▶ WHAT IS EXPECTED:
Of all the lines in the material, how many include the word "Local"? Give only the number.

▶ DATA FOR PROCESSING:
START

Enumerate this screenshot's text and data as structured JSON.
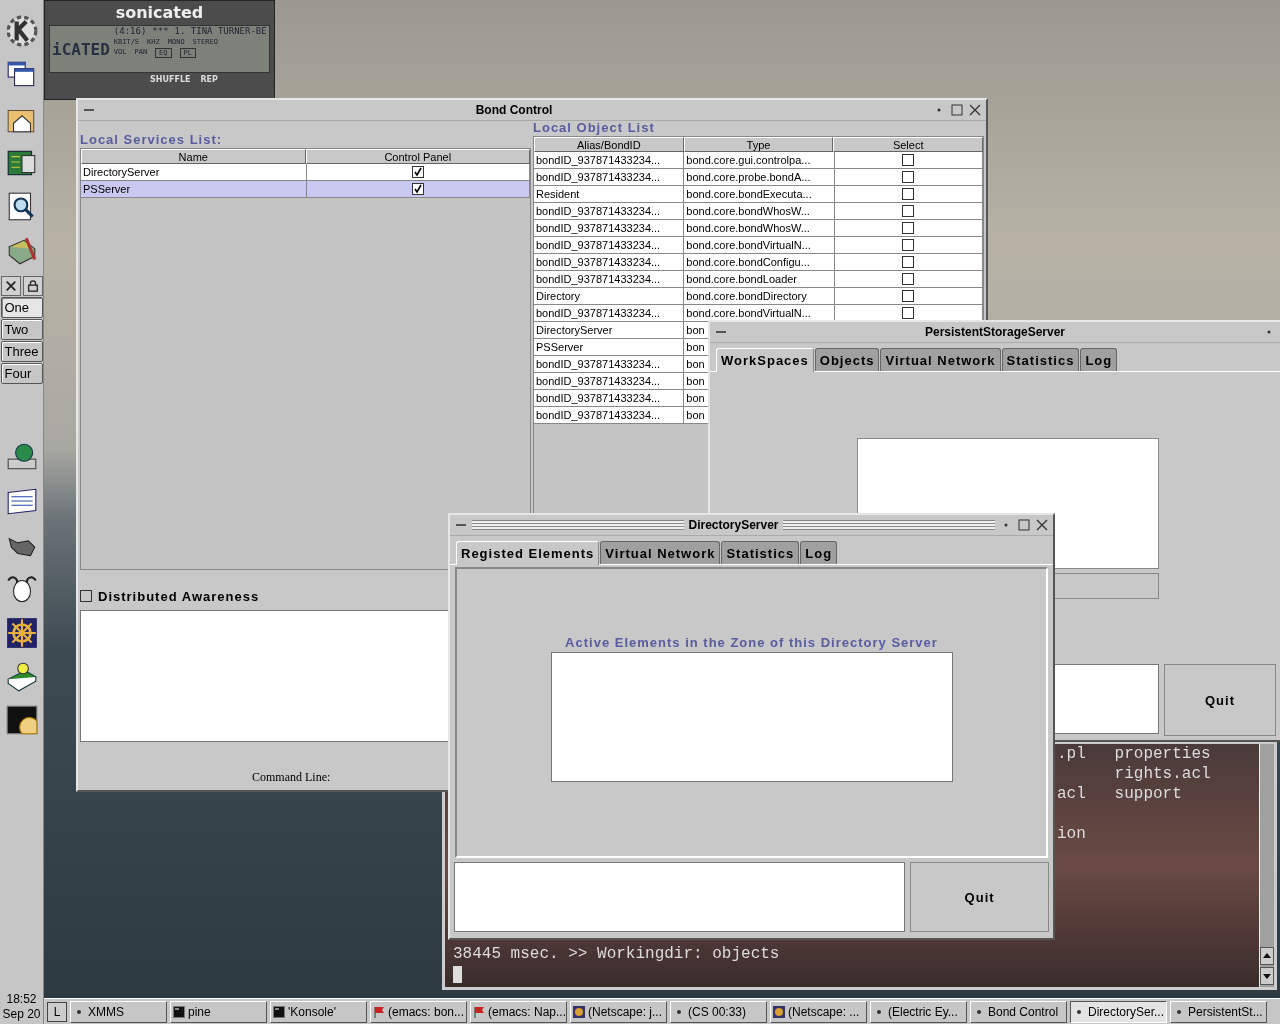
{
  "player": {
    "title": "sonicated",
    "time": "(4:16)",
    "rating": "***",
    "track": "1. TINA TURNER-BE",
    "logo": "iCATED",
    "bitrate_label": "KBIT/S",
    "rate_label": "KHZ",
    "mono": "MONO",
    "stereo": "STEREO",
    "vol": "VOL",
    "pan": "PAN",
    "eq": "EQ",
    "pl": "PL",
    "shuffle": "SHUFFLE",
    "rep": "REP"
  },
  "panel": {
    "desktops": [
      {
        "label": "One",
        "selected": true
      },
      {
        "label": "Two",
        "selected": false
      },
      {
        "label": "Three",
        "selected": false
      },
      {
        "label": "Four",
        "selected": false
      }
    ],
    "clock": {
      "time": "18:52",
      "date": "Sep 20"
    }
  },
  "bond_control": {
    "title": "Bond Control",
    "services_label": "Local Services List:",
    "services_columns": [
      "Name",
      "Control Panel"
    ],
    "services": [
      {
        "name": "DirectoryServer",
        "checked": true,
        "selected": false
      },
      {
        "name": "PSServer",
        "checked": true,
        "selected": true
      }
    ],
    "awareness": {
      "label": "Distributed Awareness",
      "checked": false
    },
    "command_label": "Command Line:",
    "objects_label": "Local Object List",
    "objects_columns": [
      "Alias/BondID",
      "Type",
      "Select"
    ],
    "objects": [
      {
        "alias": "bondID_937871433234...",
        "type": "bond.core.gui.controlpa...",
        "checked": false
      },
      {
        "alias": "bondID_937871433234...",
        "type": "bond.core.probe.bondA...",
        "checked": false
      },
      {
        "alias": "Resident",
        "type": "bond.core.bondExecuta...",
        "checked": false
      },
      {
        "alias": "bondID_937871433234...",
        "type": "bond.core.bondWhosW...",
        "checked": false
      },
      {
        "alias": "bondID_937871433234...",
        "type": "bond.core.bondWhosW...",
        "checked": false
      },
      {
        "alias": "bondID_937871433234...",
        "type": "bond.core.bondVirtualN...",
        "checked": false
      },
      {
        "alias": "bondID_937871433234...",
        "type": "bond.core.bondConfigu...",
        "checked": false
      },
      {
        "alias": "bondID_937871433234...",
        "type": "bond.core.bondLoader",
        "checked": false
      },
      {
        "alias": "Directory",
        "type": "bond.core.bondDirectory",
        "checked": false
      },
      {
        "alias": "bondID_937871433234...",
        "type": "bond.core.bondVirtualN...",
        "checked": false
      },
      {
        "alias": "DirectoryServer",
        "type": "bon"
      },
      {
        "alias": "PSServer",
        "type": "bon"
      },
      {
        "alias": "bondID_937871433234...",
        "type": "bon"
      },
      {
        "alias": "bondID_937871433234...",
        "type": "bon"
      },
      {
        "alias": "bondID_937871433234...",
        "type": "bon"
      },
      {
        "alias": "bondID_937871433234...",
        "type": "bon"
      }
    ]
  },
  "persistent_storage_server": {
    "title": "PersistentStorageServer",
    "tabs": [
      {
        "label": "WorkSpaces",
        "selected": true
      },
      {
        "label": "Objects",
        "selected": false
      },
      {
        "label": "Virtual Network",
        "selected": false
      },
      {
        "label": "Statistics",
        "selected": false
      },
      {
        "label": "Log",
        "selected": false
      }
    ],
    "quit": "Quit"
  },
  "directory_server": {
    "title": "DirectoryServer",
    "tabs": [
      {
        "label": "Registed Elements",
        "selected": true
      },
      {
        "label": "Virtual Network",
        "selected": false
      },
      {
        "label": "Statistics",
        "selected": false
      },
      {
        "label": "Log",
        "selected": false
      }
    ],
    "list_label": "Active Elements in the Zone of this Directory Server",
    "quit": "Quit"
  },
  "terminal": {
    "listing": ".pl   properties\n      rights.acl\nacl   support\n\nion",
    "prompt": "38445 msec. >> Workingdir: objects"
  },
  "taskbar": {
    "button": "L",
    "tasks": [
      {
        "label": "XMMS",
        "kind": "dot",
        "selected": false
      },
      {
        "label": "pine",
        "kind": "terminal",
        "selected": false
      },
      {
        "label": "'Konsole'",
        "kind": "terminal",
        "selected": false
      },
      {
        "label": "(emacs: bon...",
        "kind": "flag",
        "selected": false
      },
      {
        "label": "(emacs: Nap...",
        "kind": "flag",
        "selected": false
      },
      {
        "label": "(Netscape: j...",
        "kind": "browser",
        "selected": false
      },
      {
        "label": "(CS 00:33)",
        "kind": "dot",
        "selected": false
      },
      {
        "label": "(Netscape: ...",
        "kind": "browser",
        "selected": false
      },
      {
        "label": "(Electric Ey...",
        "kind": "dot",
        "selected": false
      },
      {
        "label": "Bond Control",
        "kind": "dot",
        "selected": false
      },
      {
        "label": "DirectorySer...",
        "kind": "dot",
        "selected": true
      },
      {
        "label": "PersistentSt...",
        "kind": "dot",
        "selected": false
      }
    ]
  }
}
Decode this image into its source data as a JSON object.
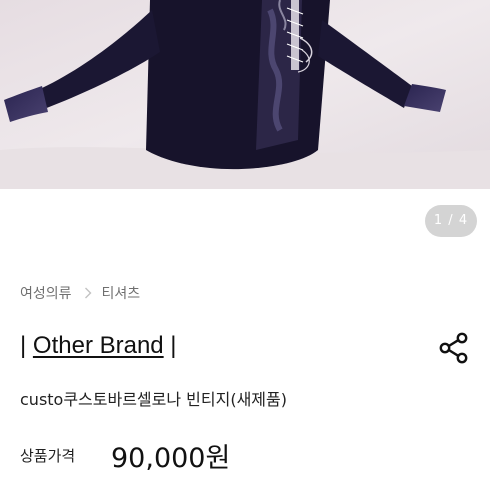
{
  "gallery": {
    "counter": "1 / 4"
  },
  "breadcrumb": {
    "items": [
      "여성의류",
      "티셔츠"
    ]
  },
  "product": {
    "brand_prefix": "| ",
    "brand": "Other Brand",
    "brand_suffix": " |",
    "title": "custo쿠스토바르셀로나 빈티지(새제품)",
    "price_label": "상품가격",
    "price": "90,000원"
  },
  "icons": {
    "share": "share-icon",
    "breadcrumb_separator": "chevron-right-icon"
  },
  "colors": {
    "counter_bg": "#d4d4d4",
    "garment": "#1a1530"
  }
}
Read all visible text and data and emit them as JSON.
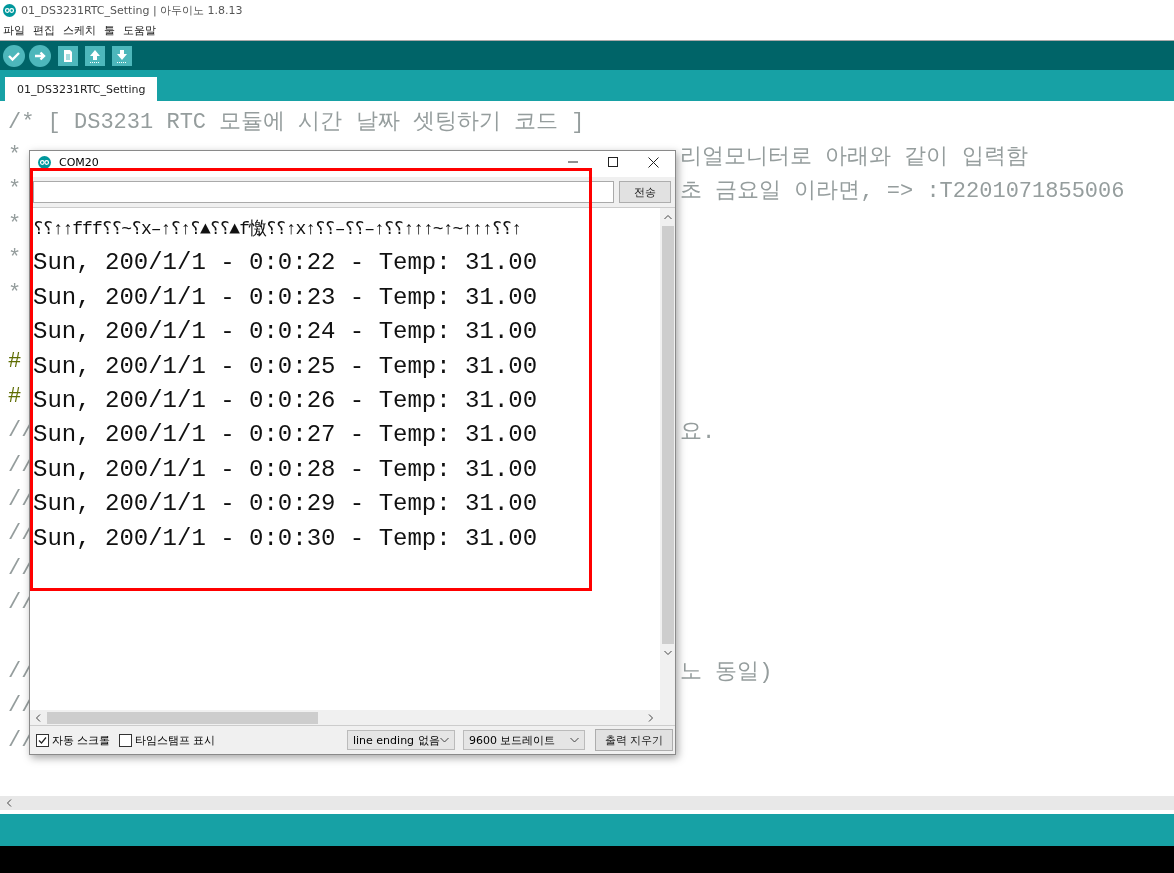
{
  "window": {
    "title": "01_DS3231RTC_Setting | 아두이노 1.8.13"
  },
  "menu": [
    "파일",
    "편집",
    "스케치",
    "툴",
    "도움말"
  ],
  "toolbar": [
    {
      "kind": "verify"
    },
    {
      "kind": "upload"
    },
    {
      "kind": "new"
    },
    {
      "kind": "open"
    },
    {
      "kind": "save"
    }
  ],
  "tabs": [
    {
      "label": "01_DS3231RTC_Setting",
      "selected": true
    }
  ],
  "editor": {
    "lines": [
      {
        "kind": "comment",
        "text": "/* [ DS3231 RTC 모듈에 시간 날짜 셋팅하기 코드 ]"
      },
      {
        "kind": "comment",
        "left": "*",
        "right": "리얼모니터로 아래와 같이 입력함"
      },
      {
        "kind": "comment",
        "left": "*",
        "right": "초 금요일 이라면, => :T2201071855006"
      },
      {
        "kind": "comment",
        "left": "*"
      },
      {
        "kind": "comment",
        "left": "*"
      },
      {
        "kind": "comment",
        "left": "*"
      },
      {
        "kind": "blank"
      },
      {
        "kind": "directive",
        "left": "#"
      },
      {
        "kind": "directive",
        "left": "#"
      },
      {
        "kind": "comment",
        "left": "//",
        "right": "요."
      },
      {
        "kind": "comment",
        "left": "//"
      },
      {
        "kind": "comment",
        "left": "//"
      },
      {
        "kind": "comment",
        "left": "//"
      },
      {
        "kind": "comment",
        "left": "//"
      },
      {
        "kind": "comment",
        "left": "//"
      },
      {
        "kind": "blank"
      },
      {
        "kind": "comment",
        "left": "//",
        "right": "노 동일)"
      },
      {
        "kind": "comment",
        "left": "//"
      },
      {
        "kind": "comment",
        "left": "//"
      }
    ]
  },
  "serial_monitor": {
    "title": "COM20",
    "send_label": "전송",
    "output": [
      "⸮⸮↑↑fff⸮⸮~⸮x–↑⸮↑⸮▲⸮⸮▲f憿⸮⸮↑x↑⸮⸮–⸮⸮–↑⸮⸮↑↑↑~↑~↑↑↑⸮⸮↑",
      "Sun, 200/1/1 - 0:0:22 - Temp: 31.00",
      "Sun, 200/1/1 - 0:0:23 - Temp: 31.00",
      "Sun, 200/1/1 - 0:0:24 - Temp: 31.00",
      "Sun, 200/1/1 - 0:0:25 - Temp: 31.00",
      "Sun, 200/1/1 - 0:0:26 - Temp: 31.00",
      "Sun, 200/1/1 - 0:0:27 - Temp: 31.00",
      "Sun, 200/1/1 - 0:0:28 - Temp: 31.00",
      "Sun, 200/1/1 - 0:0:29 - Temp: 31.00",
      "Sun, 200/1/1 - 0:0:30 - Temp: 31.00"
    ],
    "options": [
      {
        "label": "자동 스크롤",
        "checked": true
      },
      {
        "label": "타임스탬프 표시",
        "checked": false
      }
    ],
    "line_ending": "line ending 없음",
    "baud_rate": "9600 보드레이트",
    "clear_label": "출력 지우기"
  }
}
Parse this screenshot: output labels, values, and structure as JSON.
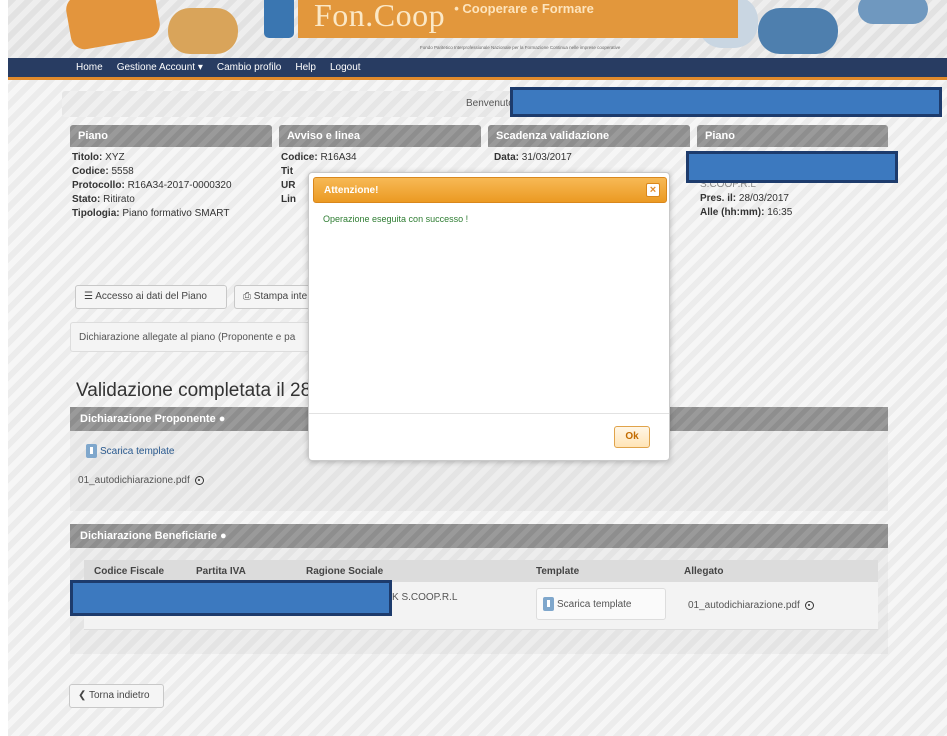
{
  "header": {
    "logo_text": "Fon.Coop",
    "tagline": "• Cooperare e Formare",
    "subtitle": "Fondo Paritetico Interprofessionale Nazionale per la Formazione Continua nelle imprese cooperative"
  },
  "nav": {
    "home": "Home",
    "account": "Gestione Account",
    "account_caret": "▾",
    "profile": "Cambio profilo",
    "help": "Help",
    "logout": "Logout"
  },
  "welcome": {
    "label": "Benvenuto"
  },
  "panels": {
    "piano": {
      "title": "Piano",
      "titolo_label": "Titolo:",
      "titolo": "XYZ",
      "codice_label": "Codice:",
      "codice": "5558",
      "protocollo_label": "Protocollo:",
      "protocollo": "R16A34-2017-0000320",
      "stato_label": "Stato:",
      "stato": "Ritirato",
      "tipologia_label": "Tipologia:",
      "tipologia": "Piano formativo SMART"
    },
    "avviso": {
      "title": "Avviso e linea",
      "codice_label": "Codice:",
      "codice": "R16A34",
      "line2": "Tit",
      "line3": "UR",
      "line4": "Lin"
    },
    "scadenza": {
      "title": "Scadenza validazione",
      "data_label": "Data:",
      "data": "31/03/2017"
    },
    "piano2": {
      "title": "Piano",
      "partial": "S.COOP.R.L",
      "pres_label": "Pres. il:",
      "pres": "28/03/2017",
      "alle_label": "Alle (hh:mm):",
      "alle": "16:35"
    }
  },
  "buttons": {
    "accesso": "Accesso ai dati del Piano",
    "stampa": "Stampa inte",
    "torna": "Torna indietro"
  },
  "dichiarazione_bar": "Dichiarazione allegate al piano (Proponente e pa",
  "validation_title": "Validazione completata il 28/0",
  "proponente": {
    "title": "Dichiarazione Proponente",
    "scarica": "Scarica template",
    "file": "01_autodichiarazione.pdf"
  },
  "beneficiarie": {
    "title": "Dichiarazione Beneficiarie",
    "columns": [
      "Codice Fiscale",
      "Partita IVA",
      "Ragione Sociale",
      "Template",
      "Allegato"
    ],
    "row": {
      "ragione_sociale": "K S.COOP.R.L",
      "template": "Scarica template",
      "allegato": "01_autodichiarazione.pdf"
    }
  },
  "dialog": {
    "title": "Attenzione!",
    "close": "×",
    "message": "Operazione eseguita con successo !",
    "ok": "Ok"
  },
  "colors": {
    "navbar": "#283c62",
    "accent_orange": "#eb9a23",
    "mask_blue": "#3c79bf",
    "success_green": "#2e7d32"
  }
}
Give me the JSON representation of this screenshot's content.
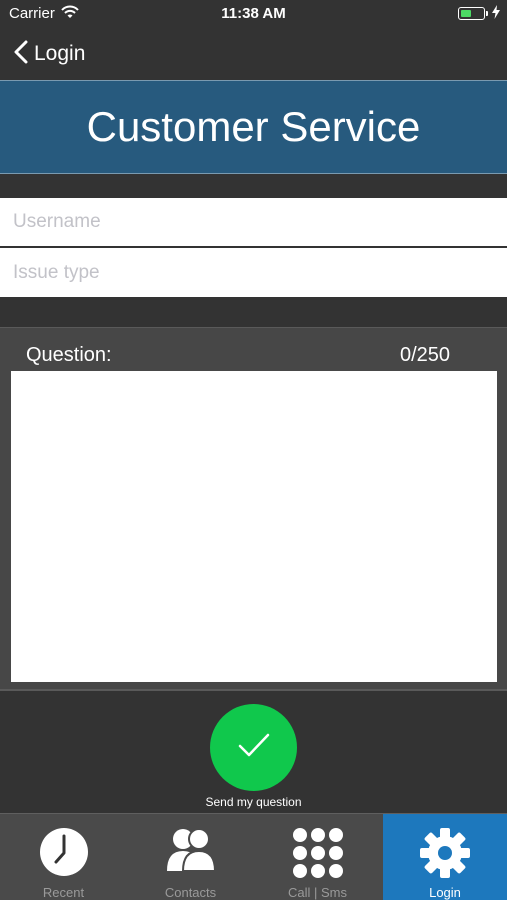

END

▶ WRITTEN ANSWER:
2